● Instructions to follow:
Return the count of lines that mention "המושבות", with no other words.

● Data:
************

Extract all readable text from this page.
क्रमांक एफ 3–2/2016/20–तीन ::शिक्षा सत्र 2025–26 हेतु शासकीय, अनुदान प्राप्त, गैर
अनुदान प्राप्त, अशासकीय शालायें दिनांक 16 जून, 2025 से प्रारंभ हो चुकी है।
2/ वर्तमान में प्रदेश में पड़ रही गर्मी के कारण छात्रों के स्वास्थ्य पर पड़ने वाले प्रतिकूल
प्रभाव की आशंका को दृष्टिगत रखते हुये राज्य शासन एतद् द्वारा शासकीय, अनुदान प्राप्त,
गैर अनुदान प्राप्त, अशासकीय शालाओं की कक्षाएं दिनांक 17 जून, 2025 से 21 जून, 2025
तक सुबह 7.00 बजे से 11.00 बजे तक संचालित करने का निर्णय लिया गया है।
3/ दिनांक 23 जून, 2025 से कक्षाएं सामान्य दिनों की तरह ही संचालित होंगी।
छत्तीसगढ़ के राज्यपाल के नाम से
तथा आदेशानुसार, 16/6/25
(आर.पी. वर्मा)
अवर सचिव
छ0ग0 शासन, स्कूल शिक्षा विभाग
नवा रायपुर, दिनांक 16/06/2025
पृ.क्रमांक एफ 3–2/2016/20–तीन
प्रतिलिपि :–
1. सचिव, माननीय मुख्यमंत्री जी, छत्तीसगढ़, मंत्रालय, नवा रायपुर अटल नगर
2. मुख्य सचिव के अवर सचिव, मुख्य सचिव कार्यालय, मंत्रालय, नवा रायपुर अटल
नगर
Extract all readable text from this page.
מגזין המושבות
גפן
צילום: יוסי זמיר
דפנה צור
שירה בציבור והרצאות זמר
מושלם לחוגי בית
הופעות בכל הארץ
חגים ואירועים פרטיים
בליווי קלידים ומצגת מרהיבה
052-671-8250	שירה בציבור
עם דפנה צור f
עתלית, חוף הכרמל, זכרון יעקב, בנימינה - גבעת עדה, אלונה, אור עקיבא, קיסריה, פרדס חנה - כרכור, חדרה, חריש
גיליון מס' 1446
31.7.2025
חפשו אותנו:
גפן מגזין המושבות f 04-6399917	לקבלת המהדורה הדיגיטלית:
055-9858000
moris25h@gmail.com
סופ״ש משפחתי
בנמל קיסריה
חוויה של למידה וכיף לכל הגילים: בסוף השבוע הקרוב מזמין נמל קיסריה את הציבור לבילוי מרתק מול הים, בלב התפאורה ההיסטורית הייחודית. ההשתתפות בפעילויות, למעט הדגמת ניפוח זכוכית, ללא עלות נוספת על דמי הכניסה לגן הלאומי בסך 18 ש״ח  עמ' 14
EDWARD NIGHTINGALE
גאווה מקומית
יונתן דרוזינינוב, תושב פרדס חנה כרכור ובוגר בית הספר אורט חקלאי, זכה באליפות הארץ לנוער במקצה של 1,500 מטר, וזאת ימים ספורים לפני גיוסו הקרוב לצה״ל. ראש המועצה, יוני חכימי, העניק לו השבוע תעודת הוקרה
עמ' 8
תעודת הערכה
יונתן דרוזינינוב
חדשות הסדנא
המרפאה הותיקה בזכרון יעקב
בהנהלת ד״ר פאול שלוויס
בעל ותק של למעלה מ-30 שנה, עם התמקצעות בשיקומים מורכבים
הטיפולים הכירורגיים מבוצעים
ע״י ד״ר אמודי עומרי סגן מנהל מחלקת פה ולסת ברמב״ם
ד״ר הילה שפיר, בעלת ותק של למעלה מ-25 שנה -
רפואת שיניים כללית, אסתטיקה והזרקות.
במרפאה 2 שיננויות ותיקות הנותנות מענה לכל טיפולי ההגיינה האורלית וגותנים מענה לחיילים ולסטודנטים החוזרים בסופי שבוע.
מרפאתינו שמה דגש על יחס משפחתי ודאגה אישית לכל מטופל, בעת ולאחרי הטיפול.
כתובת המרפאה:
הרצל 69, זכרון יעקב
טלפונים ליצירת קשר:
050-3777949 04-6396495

************

● Output for this exercise:
2